> [DATA SUPPLIED]
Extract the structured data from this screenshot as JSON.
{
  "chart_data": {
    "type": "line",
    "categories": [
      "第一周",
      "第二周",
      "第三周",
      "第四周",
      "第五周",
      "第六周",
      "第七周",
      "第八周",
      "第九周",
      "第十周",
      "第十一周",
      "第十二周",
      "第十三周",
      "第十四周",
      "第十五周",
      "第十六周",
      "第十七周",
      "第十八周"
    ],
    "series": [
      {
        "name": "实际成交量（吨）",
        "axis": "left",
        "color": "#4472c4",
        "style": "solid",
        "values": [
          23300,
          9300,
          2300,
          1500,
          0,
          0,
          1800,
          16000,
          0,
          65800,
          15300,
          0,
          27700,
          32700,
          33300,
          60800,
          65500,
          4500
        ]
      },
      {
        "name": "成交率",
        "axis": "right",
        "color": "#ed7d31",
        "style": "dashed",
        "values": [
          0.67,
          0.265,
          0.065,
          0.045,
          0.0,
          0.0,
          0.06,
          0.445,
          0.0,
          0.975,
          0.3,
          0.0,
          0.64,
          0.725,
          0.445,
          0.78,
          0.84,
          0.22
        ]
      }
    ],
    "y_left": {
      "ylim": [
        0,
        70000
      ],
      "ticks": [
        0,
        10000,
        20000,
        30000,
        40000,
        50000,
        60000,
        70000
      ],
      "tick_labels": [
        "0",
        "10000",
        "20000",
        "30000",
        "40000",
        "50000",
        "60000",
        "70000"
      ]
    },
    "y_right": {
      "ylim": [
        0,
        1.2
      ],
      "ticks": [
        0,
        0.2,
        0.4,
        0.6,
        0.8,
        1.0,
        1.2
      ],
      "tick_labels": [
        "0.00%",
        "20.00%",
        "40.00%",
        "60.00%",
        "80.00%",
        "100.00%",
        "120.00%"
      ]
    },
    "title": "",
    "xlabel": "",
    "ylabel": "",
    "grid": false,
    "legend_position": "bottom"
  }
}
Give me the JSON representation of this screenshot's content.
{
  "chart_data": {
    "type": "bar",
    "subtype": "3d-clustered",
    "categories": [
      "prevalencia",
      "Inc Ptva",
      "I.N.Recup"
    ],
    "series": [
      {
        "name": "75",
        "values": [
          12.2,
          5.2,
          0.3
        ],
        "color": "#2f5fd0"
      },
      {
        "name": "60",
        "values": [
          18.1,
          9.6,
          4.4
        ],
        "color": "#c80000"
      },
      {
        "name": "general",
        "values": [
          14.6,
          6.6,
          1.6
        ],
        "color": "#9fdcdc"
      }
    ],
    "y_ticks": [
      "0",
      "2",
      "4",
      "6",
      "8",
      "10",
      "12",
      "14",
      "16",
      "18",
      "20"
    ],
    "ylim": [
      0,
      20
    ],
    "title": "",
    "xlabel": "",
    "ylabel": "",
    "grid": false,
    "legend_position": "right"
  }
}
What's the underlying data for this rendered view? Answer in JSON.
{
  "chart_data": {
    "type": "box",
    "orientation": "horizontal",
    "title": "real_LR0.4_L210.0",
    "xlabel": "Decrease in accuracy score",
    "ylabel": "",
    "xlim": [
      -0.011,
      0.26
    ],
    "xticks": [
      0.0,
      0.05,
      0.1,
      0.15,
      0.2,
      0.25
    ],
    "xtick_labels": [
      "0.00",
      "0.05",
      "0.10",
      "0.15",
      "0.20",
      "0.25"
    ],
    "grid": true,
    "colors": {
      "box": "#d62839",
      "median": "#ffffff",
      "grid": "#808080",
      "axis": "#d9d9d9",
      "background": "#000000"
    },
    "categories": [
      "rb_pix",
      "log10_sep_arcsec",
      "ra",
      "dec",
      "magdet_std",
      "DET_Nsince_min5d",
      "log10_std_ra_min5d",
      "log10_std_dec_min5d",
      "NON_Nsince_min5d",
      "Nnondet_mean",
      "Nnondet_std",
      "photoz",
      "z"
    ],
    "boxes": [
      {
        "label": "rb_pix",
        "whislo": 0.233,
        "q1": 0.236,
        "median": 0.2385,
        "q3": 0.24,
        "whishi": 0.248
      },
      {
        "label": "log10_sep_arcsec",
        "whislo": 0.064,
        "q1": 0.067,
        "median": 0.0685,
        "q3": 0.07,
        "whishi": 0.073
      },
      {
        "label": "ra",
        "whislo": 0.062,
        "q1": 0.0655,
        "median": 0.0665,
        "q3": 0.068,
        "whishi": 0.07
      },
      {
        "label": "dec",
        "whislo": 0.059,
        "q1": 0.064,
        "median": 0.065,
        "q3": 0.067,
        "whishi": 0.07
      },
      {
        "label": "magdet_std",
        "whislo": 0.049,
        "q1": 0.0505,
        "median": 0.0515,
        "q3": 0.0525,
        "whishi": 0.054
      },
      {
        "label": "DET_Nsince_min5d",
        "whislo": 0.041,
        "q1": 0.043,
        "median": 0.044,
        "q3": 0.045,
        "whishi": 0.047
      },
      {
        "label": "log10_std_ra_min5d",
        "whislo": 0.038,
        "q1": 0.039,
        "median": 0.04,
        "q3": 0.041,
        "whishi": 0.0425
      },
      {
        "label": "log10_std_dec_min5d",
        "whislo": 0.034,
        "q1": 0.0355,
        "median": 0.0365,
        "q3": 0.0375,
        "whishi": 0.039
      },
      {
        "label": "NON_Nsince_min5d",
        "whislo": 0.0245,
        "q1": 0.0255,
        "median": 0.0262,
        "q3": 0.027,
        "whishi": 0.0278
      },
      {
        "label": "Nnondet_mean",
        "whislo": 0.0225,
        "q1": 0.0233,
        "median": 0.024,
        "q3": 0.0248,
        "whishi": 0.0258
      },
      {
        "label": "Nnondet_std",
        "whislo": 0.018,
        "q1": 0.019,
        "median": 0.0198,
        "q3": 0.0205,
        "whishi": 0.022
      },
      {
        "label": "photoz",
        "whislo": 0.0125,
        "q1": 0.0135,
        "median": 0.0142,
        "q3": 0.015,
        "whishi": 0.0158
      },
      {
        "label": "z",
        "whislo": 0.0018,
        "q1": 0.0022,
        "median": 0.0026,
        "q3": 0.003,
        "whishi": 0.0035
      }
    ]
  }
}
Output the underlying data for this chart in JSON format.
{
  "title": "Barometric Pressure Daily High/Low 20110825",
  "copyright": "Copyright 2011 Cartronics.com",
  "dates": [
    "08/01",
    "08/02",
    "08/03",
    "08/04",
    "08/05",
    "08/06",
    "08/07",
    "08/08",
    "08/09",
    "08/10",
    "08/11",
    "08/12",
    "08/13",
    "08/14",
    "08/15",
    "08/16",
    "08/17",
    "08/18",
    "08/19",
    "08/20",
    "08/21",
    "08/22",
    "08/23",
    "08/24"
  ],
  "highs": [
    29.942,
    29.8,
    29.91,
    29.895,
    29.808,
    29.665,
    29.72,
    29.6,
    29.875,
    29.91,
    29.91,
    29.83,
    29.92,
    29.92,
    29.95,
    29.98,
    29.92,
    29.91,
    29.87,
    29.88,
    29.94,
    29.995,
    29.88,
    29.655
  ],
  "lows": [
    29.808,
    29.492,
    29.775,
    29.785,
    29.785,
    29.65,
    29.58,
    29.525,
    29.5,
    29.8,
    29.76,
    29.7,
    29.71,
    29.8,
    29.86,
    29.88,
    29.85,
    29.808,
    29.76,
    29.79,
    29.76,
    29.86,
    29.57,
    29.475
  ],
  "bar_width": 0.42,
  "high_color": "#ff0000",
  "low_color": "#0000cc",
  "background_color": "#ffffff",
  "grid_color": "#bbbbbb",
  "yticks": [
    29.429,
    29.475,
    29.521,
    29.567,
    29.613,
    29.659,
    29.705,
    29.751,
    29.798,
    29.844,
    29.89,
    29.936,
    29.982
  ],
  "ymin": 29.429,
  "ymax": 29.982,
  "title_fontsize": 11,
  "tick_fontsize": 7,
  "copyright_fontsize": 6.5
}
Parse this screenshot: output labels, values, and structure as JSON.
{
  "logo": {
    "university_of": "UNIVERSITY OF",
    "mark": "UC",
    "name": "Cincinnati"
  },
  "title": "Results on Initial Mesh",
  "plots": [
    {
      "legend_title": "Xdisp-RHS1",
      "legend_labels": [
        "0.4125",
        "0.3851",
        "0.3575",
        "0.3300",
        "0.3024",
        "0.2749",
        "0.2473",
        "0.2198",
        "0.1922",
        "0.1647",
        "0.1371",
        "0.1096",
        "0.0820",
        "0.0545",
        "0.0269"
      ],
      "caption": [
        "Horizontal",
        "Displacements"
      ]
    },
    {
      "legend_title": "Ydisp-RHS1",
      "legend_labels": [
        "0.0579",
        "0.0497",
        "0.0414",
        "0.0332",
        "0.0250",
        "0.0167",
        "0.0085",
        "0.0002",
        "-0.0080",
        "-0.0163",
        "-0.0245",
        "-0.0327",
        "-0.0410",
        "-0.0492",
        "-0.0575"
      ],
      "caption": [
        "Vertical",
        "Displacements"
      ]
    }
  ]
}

> [GOAL OF THE EXERCISE] Show the lines of the records that include the string "screenshot".

> [EXERCISE OUTPUT]
Extract the structured data from this screenshot as JSON.
Give me the JSON representation of this screenshot's content.
Parse this screenshot: output labels, values, and structure as JSON.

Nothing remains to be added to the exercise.